Data supplied:
---------------

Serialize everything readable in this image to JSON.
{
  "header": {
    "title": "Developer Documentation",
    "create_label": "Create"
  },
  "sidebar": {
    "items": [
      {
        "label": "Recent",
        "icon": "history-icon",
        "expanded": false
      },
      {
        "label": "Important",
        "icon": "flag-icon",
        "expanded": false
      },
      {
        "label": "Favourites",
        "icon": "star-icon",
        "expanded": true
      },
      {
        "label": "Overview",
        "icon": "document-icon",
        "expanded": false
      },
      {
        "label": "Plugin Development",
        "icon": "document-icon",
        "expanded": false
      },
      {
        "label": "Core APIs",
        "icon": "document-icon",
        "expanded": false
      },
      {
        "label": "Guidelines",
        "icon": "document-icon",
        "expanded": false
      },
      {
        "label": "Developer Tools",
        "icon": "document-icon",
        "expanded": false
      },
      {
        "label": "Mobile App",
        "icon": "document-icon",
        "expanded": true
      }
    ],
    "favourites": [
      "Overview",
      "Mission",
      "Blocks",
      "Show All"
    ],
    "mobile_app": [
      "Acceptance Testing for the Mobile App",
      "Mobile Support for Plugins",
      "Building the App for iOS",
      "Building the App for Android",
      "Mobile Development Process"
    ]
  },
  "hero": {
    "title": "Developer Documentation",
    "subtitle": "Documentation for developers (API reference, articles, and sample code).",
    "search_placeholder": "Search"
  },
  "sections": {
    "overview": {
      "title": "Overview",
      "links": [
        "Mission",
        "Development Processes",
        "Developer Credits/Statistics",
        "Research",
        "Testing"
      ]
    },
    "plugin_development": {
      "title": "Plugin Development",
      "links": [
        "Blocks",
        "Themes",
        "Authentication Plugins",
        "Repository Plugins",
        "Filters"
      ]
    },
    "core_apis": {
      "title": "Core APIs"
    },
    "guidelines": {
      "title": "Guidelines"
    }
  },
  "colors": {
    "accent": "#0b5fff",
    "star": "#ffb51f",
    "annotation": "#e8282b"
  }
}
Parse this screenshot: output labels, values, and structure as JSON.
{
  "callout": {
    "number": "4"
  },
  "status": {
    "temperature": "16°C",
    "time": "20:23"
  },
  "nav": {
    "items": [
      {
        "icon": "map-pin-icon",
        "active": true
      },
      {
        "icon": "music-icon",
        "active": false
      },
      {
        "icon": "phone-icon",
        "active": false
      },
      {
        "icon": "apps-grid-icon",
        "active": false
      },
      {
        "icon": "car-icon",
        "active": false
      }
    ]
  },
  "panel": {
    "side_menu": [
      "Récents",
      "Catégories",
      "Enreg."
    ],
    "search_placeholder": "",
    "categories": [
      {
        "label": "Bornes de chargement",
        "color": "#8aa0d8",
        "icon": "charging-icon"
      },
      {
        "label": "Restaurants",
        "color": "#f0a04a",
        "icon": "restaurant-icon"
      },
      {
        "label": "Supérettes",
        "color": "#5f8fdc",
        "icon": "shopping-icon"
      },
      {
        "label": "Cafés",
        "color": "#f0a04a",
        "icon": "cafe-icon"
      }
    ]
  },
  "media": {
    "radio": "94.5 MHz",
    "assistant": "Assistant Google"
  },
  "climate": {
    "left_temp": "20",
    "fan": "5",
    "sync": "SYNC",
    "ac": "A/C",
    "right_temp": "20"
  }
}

---------------

What you should do:
All the entries above need to be reproduced exactly.

Complete answer:
Serialize everything readable in this image to JSON.
{
  "header": {
    "title": "Developer Documentation",
    "create_label": "Create"
  },
  "sidebar": {
    "items": [
      {
        "label": "Recent",
        "icon": "history-icon",
        "expanded": false
      },
      {
        "label": "Important",
        "icon": "flag-icon",
        "expanded": false
      },
      {
        "label": "Favourites",
        "icon": "star-icon",
        "expanded": true
      },
      {
        "label": "Overview",
        "icon": "document-icon",
        "expanded": false
      },
      {
        "label": "Plugin Development",
        "icon": "document-icon",
        "expanded": false
      },
      {
        "label": "Core APIs",
        "icon": "document-icon",
        "expanded": false
      },
      {
        "label": "Guidelines",
        "icon": "document-icon",
        "expanded": false
      },
      {
        "label": "Developer Tools",
        "icon": "document-icon",
        "expanded": false
      },
      {
        "label": "Mobile App",
        "icon": "document-icon",
        "expanded": true
      }
    ],
    "favourites": [
      "Overview",
      "Mission",
      "Blocks",
      "Show All"
    ],
    "mobile_app": [
      "Acceptance Testing for the Mobile App",
      "Mobile Support for Plugins",
      "Building the App for iOS",
      "Building the App for Android",
      "Mobile Development Process"
    ]
  },
  "hero": {
    "title": "Developer Documentation",
    "subtitle": "Documentation for developers (API reference, articles, and sample code).",
    "search_placeholder": "Search"
  },
  "sections": {
    "overview": {
      "title": "Overview",
      "links": [
        "Mission",
        "Development Processes",
        "Developer Credits/Statistics",
        "Research",
        "Testing"
      ]
    },
    "plugin_development": {
      "title": "Plugin Development",
      "links": [
        "Blocks",
        "Themes",
        "Authentication Plugins",
        "Repository Plugins",
        "Filters"
      ]
    },
    "core_apis": {
      "title": "Core APIs"
    },
    "guidelines": {
      "title": "Guidelines"
    }
  },
  "colors": {
    "accent": "#0b5fff",
    "star": "#ffb51f",
    "annotation": "#e8282b"
  }
}
Parse this screenshot: output labels, values, and structure as JSON.
{
  "callout": {
    "number": "4"
  },
  "status": {
    "temperature": "16°C",
    "time": "20:23"
  },
  "nav": {
    "items": [
      {
        "icon": "map-pin-icon",
        "active": true
      },
      {
        "icon": "music-icon",
        "active": false
      },
      {
        "icon": "phone-icon",
        "active": false
      },
      {
        "icon": "apps-grid-icon",
        "active": false
      },
      {
        "icon": "car-icon",
        "active": false
      }
    ]
  },
  "panel": {
    "side_menu": [
      "Récents",
      "Catégories",
      "Enreg."
    ],
    "search_placeholder": "",
    "categories": [
      {
        "label": "Bornes de chargement",
        "color": "#8aa0d8",
        "icon": "charging-icon"
      },
      {
        "label": "Restaurants",
        "color": "#f0a04a",
        "icon": "restaurant-icon"
      },
      {
        "label": "Supérettes",
        "color": "#5f8fdc",
        "icon": "shopping-icon"
      },
      {
        "label": "Cafés",
        "color": "#f0a04a",
        "icon": "cafe-icon"
      }
    ]
  },
  "media": {
    "radio": "94.5 MHz",
    "assistant": "Assistant Google"
  },
  "climate": {
    "left_temp": "20",
    "fan": "5",
    "sync": "SYNC",
    "ac": "A/C",
    "right_temp": "20"
  }
}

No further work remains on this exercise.